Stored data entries
:::::
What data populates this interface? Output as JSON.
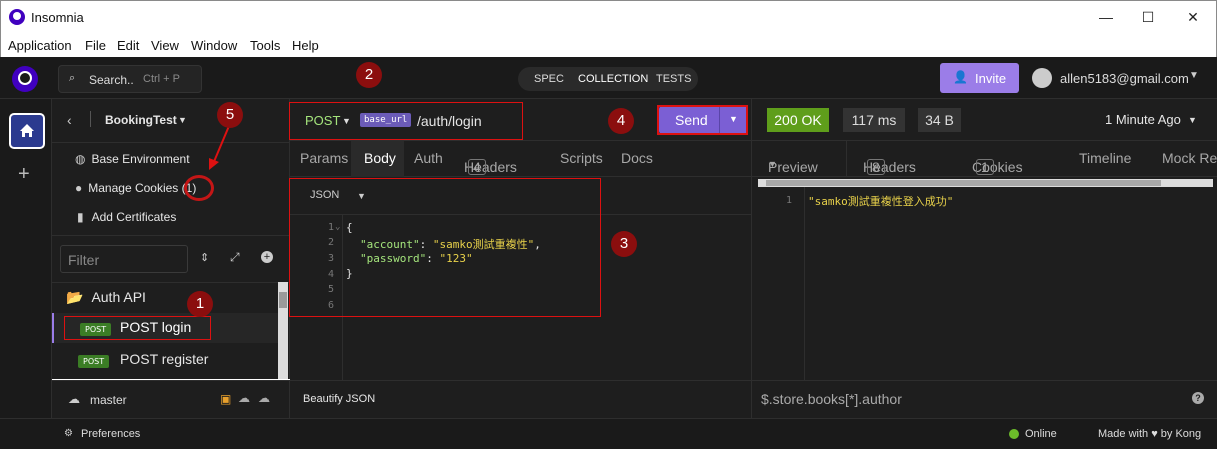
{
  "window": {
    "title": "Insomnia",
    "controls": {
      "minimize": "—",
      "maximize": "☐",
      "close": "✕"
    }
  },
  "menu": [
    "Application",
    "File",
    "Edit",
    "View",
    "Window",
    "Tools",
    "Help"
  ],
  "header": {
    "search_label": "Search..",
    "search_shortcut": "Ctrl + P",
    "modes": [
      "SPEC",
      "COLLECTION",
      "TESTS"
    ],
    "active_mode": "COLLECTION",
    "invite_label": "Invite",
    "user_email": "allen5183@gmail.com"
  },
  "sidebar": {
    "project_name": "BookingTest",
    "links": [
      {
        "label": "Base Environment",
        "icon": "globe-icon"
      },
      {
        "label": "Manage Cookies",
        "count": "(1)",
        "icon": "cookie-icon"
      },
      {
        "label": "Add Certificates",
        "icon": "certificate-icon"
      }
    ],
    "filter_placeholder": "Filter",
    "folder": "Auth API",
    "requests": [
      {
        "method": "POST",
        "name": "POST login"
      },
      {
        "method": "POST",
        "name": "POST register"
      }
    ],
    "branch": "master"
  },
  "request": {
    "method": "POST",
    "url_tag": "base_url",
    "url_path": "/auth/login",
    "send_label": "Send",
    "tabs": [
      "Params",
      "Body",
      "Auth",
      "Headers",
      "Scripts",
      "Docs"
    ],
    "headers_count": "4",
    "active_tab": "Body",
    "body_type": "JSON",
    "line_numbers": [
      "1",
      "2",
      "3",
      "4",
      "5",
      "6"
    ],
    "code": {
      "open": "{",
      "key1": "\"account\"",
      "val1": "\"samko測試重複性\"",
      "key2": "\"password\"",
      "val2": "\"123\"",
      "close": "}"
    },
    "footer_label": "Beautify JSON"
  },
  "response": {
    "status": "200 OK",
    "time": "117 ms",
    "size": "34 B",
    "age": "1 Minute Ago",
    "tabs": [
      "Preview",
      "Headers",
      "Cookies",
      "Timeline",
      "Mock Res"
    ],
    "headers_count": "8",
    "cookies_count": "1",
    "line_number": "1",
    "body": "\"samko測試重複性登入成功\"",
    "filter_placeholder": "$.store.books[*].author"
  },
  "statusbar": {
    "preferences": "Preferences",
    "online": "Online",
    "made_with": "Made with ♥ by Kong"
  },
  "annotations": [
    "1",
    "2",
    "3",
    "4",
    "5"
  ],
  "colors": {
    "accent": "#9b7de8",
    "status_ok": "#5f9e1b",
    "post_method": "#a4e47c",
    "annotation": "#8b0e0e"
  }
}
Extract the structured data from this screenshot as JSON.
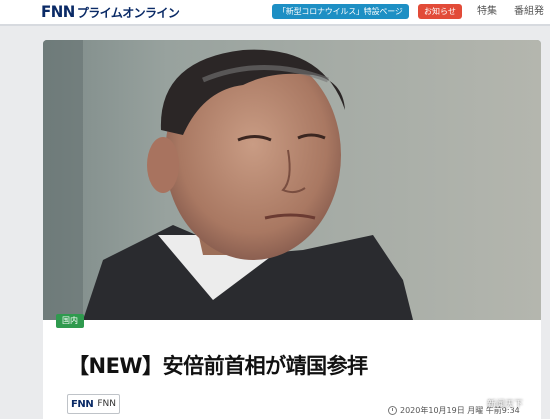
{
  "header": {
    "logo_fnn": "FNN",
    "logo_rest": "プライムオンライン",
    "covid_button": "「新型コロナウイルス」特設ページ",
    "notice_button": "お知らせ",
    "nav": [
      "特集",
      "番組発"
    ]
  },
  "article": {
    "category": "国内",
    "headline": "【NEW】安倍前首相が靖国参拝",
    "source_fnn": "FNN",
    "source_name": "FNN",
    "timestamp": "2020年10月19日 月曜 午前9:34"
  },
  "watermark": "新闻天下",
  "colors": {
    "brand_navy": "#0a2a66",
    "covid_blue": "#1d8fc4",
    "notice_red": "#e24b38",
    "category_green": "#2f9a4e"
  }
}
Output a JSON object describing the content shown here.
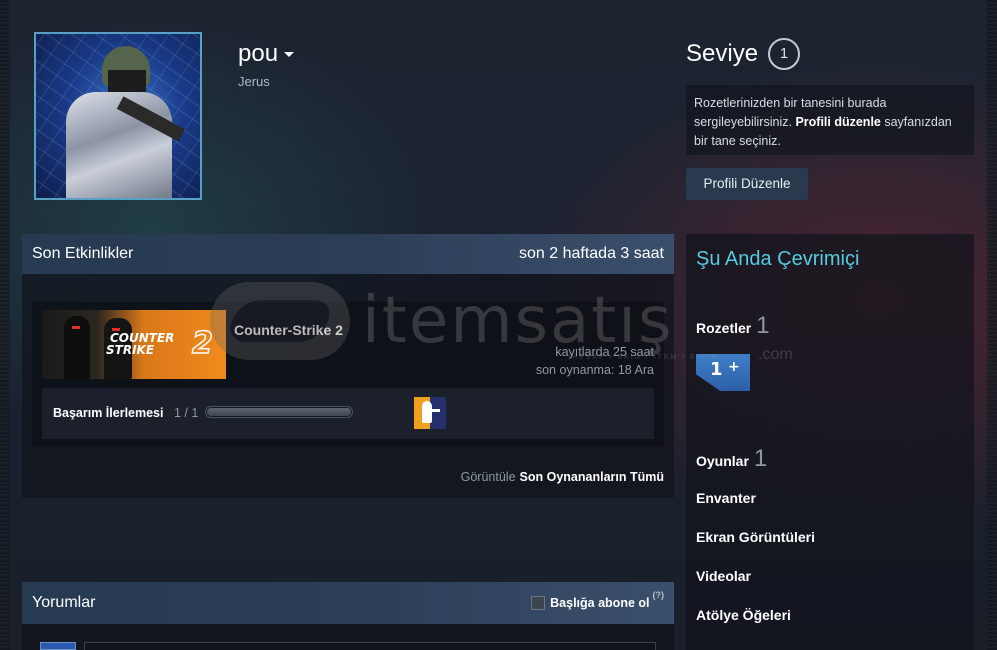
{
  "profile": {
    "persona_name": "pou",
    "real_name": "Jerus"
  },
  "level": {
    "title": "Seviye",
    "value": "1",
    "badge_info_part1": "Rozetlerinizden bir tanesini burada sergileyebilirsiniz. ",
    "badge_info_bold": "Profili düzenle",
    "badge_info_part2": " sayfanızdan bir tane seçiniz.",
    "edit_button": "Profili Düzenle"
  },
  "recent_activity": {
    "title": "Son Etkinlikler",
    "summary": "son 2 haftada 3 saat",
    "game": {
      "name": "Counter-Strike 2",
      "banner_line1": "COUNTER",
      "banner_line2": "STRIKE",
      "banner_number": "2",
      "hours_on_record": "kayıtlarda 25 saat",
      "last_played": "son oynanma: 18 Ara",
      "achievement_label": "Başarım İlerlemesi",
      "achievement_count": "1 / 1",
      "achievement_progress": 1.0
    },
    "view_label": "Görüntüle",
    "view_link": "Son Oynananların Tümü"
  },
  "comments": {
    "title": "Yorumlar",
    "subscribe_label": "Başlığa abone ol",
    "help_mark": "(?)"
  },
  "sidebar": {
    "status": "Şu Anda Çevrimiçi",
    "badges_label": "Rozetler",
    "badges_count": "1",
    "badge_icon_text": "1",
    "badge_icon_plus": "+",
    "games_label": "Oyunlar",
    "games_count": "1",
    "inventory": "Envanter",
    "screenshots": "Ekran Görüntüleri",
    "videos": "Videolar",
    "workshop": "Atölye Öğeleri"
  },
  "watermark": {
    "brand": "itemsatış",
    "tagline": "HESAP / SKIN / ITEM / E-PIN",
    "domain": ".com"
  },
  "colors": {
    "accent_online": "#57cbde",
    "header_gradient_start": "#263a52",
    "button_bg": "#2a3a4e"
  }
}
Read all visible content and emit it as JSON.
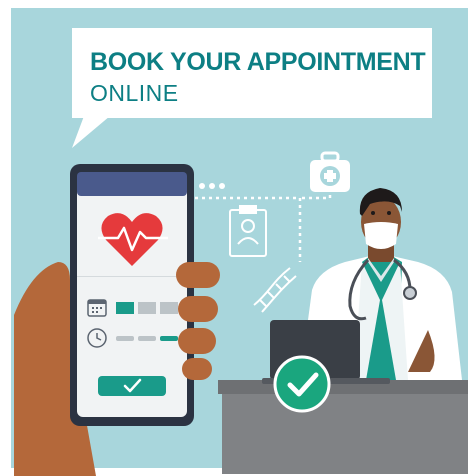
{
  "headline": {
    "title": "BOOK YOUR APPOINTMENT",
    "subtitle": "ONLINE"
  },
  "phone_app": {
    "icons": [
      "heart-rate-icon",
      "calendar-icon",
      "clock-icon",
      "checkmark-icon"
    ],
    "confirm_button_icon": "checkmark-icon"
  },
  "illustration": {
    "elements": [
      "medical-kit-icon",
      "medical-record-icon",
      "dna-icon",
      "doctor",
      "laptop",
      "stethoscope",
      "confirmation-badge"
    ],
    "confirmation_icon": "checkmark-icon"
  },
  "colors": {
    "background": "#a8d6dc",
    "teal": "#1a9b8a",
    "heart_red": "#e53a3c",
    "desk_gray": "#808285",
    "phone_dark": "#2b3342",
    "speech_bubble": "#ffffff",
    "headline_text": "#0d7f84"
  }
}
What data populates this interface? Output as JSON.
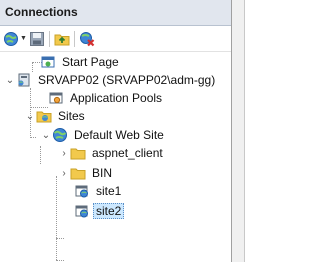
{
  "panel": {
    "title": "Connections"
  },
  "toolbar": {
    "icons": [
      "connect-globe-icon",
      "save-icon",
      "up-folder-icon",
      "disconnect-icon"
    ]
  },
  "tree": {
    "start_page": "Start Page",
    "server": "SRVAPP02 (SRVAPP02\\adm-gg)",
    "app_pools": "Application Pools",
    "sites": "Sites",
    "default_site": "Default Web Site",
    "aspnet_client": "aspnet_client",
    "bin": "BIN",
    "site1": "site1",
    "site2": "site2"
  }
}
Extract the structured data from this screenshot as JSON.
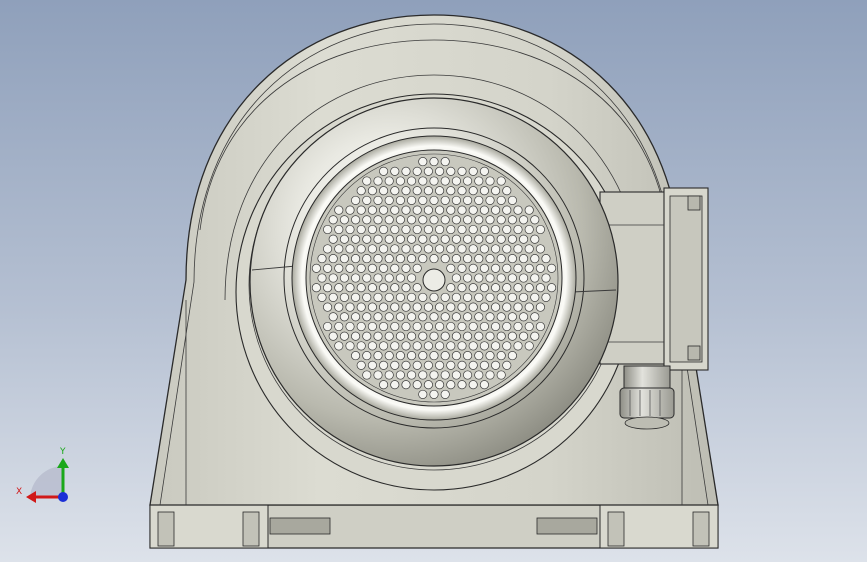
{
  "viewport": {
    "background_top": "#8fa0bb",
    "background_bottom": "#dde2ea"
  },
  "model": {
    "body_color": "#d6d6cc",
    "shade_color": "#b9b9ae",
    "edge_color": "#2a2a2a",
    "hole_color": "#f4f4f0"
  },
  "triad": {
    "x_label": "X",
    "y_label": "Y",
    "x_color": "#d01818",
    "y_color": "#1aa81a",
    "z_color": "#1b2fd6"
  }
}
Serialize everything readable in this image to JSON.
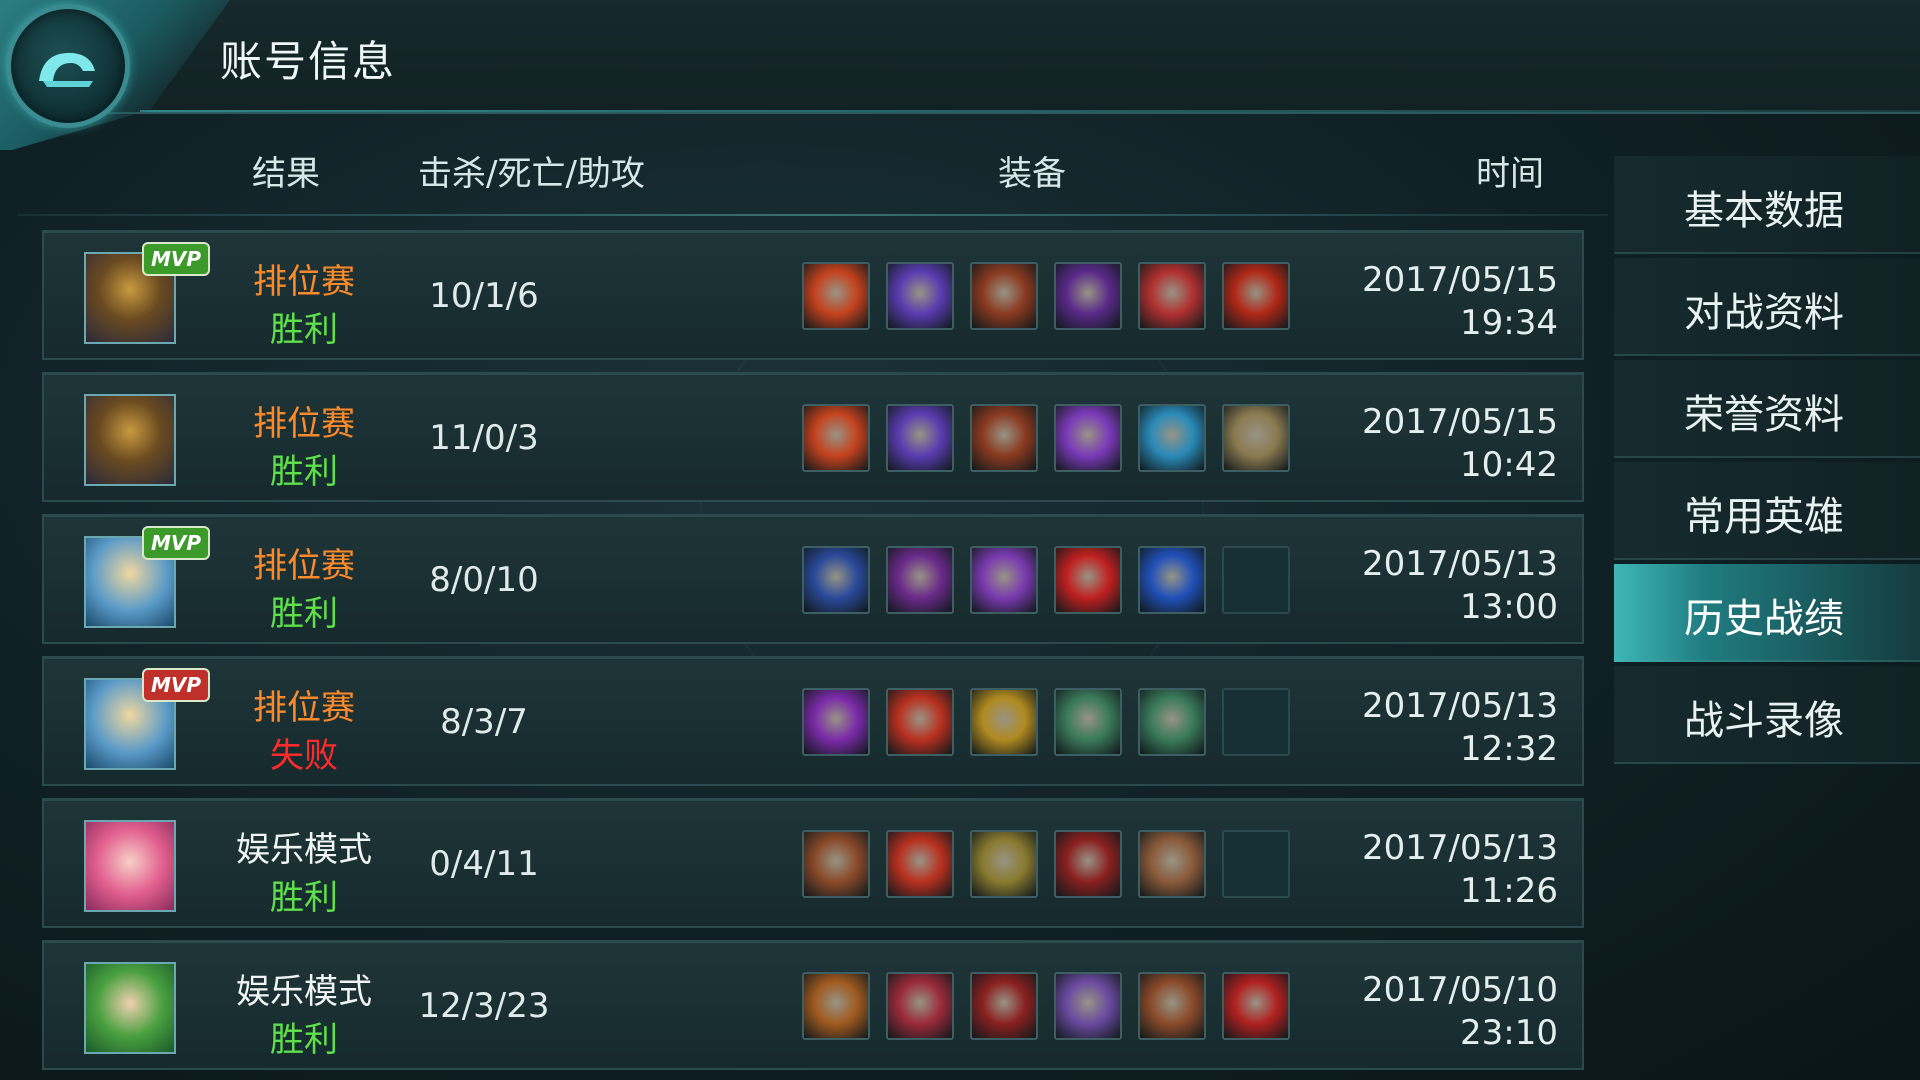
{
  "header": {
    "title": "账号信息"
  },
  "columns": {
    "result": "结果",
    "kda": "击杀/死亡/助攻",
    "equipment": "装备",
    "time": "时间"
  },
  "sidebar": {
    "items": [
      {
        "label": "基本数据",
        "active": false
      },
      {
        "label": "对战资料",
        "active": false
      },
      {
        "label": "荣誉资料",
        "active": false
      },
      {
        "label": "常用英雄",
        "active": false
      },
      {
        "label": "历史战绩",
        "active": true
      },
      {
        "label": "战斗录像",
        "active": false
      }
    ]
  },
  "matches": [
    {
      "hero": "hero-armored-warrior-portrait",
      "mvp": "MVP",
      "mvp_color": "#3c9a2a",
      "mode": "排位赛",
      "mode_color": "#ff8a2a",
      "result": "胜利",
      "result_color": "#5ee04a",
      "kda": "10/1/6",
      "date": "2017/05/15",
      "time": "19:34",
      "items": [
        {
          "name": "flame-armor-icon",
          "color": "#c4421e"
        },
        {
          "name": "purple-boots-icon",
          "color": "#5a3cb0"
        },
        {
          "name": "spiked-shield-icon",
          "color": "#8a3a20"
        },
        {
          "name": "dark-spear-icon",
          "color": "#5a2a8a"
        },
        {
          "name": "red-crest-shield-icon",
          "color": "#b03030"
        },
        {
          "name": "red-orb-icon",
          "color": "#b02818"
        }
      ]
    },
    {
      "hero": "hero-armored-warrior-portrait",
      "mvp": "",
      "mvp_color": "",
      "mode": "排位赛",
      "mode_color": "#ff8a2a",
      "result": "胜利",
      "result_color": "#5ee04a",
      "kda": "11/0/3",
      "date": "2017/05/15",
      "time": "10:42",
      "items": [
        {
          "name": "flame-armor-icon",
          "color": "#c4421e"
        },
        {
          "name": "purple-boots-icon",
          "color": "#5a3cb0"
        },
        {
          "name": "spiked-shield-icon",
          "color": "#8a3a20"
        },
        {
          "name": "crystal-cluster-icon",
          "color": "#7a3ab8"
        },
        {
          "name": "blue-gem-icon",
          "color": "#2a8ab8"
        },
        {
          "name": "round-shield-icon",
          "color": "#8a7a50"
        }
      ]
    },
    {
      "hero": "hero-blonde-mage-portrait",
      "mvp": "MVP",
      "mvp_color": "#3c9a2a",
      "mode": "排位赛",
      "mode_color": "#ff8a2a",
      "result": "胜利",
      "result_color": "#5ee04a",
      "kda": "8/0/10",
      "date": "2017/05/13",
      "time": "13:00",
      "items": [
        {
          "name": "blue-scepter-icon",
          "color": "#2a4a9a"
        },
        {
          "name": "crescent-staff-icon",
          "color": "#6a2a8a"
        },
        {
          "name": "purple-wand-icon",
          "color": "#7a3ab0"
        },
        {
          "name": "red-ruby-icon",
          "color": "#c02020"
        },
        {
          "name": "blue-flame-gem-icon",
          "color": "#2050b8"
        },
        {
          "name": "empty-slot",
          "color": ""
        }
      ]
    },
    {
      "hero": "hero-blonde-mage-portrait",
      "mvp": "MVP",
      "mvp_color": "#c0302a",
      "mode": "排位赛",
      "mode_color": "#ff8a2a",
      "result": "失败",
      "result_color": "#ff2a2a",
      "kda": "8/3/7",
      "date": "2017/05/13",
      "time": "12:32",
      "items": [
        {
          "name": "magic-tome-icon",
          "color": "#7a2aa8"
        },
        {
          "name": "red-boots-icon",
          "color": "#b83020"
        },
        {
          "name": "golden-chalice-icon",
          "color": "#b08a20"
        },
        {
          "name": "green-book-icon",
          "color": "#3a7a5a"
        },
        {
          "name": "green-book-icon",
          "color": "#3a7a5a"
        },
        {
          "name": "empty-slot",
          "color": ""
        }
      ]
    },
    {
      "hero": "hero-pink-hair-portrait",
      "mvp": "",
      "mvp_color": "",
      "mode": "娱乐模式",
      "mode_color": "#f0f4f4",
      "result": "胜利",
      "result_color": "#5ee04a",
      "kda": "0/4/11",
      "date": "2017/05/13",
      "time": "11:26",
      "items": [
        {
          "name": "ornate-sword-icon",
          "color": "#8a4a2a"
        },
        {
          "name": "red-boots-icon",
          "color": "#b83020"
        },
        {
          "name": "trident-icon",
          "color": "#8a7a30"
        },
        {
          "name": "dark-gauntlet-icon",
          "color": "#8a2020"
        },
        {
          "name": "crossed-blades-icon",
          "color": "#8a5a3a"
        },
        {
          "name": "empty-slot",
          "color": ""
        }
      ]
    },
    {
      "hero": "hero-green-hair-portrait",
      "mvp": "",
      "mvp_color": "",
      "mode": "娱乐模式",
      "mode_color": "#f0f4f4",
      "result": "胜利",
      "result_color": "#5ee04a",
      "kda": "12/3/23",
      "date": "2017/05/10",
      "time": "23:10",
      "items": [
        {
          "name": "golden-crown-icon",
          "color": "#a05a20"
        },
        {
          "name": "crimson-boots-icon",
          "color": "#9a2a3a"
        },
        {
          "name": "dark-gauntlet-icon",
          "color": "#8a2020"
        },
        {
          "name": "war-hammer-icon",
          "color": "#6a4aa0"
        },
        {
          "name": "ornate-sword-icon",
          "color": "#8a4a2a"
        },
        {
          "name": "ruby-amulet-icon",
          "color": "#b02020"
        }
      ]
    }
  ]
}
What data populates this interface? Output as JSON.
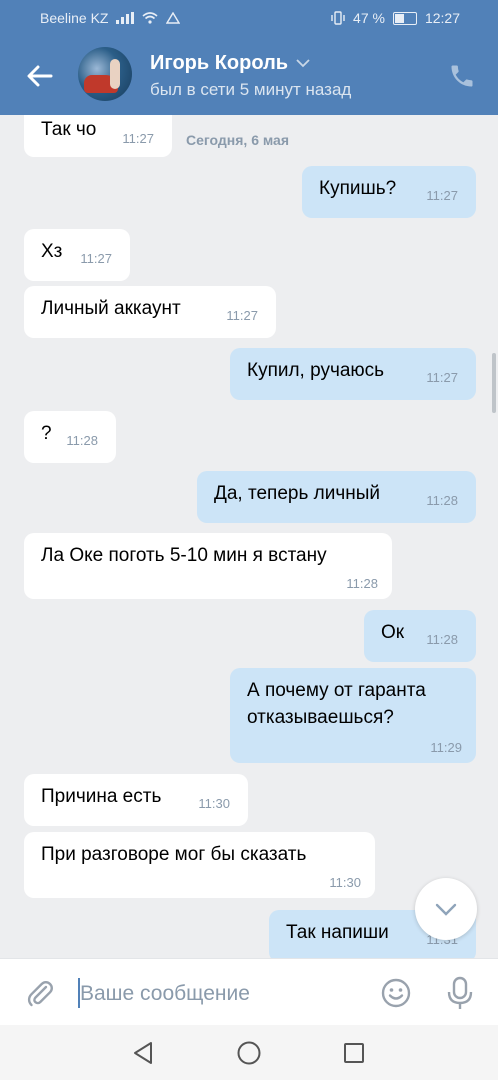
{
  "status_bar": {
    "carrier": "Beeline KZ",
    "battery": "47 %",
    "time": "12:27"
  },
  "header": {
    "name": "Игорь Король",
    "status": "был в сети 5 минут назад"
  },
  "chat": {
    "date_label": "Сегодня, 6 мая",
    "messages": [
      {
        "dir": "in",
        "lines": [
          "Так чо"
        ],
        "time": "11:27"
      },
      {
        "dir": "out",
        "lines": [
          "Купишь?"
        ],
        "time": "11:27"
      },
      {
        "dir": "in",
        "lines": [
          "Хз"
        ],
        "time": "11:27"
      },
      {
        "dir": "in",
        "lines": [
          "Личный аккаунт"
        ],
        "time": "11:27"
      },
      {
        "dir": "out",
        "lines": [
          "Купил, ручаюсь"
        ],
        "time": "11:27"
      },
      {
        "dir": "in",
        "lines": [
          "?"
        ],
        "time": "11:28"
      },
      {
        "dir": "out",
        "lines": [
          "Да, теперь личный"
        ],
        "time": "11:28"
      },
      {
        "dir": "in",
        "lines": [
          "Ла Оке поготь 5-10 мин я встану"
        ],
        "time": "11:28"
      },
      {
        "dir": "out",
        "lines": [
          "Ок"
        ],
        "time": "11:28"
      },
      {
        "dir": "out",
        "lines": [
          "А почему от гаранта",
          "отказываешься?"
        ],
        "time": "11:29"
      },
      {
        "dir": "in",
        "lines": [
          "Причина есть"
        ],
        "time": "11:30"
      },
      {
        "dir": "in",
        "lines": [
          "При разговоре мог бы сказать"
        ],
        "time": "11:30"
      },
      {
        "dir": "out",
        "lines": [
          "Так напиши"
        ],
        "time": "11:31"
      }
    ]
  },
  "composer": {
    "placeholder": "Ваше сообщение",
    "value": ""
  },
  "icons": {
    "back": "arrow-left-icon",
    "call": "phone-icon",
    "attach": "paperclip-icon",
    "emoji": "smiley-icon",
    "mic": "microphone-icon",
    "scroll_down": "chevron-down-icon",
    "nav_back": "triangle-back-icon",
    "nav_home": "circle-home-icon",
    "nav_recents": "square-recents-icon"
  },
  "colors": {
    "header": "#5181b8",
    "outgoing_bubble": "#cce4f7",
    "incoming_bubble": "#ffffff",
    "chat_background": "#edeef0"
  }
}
:::::
§ Exercise task:
Pick out all the lines with the word "shield" in them and copy them.

§ Completed exercise:
          "name": "spiked-shield-icon",
          "name": "red-crest-shield-icon",
          "name": "spiked-shield-icon",
          "name": "round-shield-icon",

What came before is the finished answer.